Task brief: Repeat the records exactly. Every line must match.

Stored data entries
## start
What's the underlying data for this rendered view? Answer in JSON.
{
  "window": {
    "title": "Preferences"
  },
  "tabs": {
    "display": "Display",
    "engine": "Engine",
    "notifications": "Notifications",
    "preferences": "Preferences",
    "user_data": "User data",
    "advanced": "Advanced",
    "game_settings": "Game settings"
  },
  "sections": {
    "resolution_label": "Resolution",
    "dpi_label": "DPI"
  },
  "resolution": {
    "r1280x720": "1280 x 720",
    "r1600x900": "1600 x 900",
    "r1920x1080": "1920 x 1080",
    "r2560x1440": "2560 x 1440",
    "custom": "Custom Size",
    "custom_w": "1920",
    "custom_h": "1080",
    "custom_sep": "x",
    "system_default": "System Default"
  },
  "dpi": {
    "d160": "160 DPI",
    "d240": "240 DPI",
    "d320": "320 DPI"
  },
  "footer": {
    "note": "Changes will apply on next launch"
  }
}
## end
Problem solution:
What's the underlying data for this rendered view? Answer in JSON.
{
  "window": {
    "title": "Preferences"
  },
  "tabs": {
    "display": "Display",
    "engine": "Engine",
    "notifications": "Notifications",
    "preferences": "Preferences",
    "user_data": "User data",
    "advanced": "Advanced",
    "game_settings": "Game settings"
  },
  "sections": {
    "resolution_label": "Resolution",
    "dpi_label": "DPI"
  },
  "resolution": {
    "r1280x720": "1280 x 720",
    "r1600x900": "1600 x 900",
    "r1920x1080": "1920 x 1080",
    "r2560x1440": "2560 x 1440",
    "custom": "Custom Size",
    "custom_w": "1920",
    "custom_h": "1080",
    "custom_sep": "x",
    "system_default": "System Default"
  },
  "dpi": {
    "d160": "160 DPI",
    "d240": "240 DPI",
    "d320": "320 DPI"
  },
  "footer": {
    "note": "Changes will apply on next launch"
  }
}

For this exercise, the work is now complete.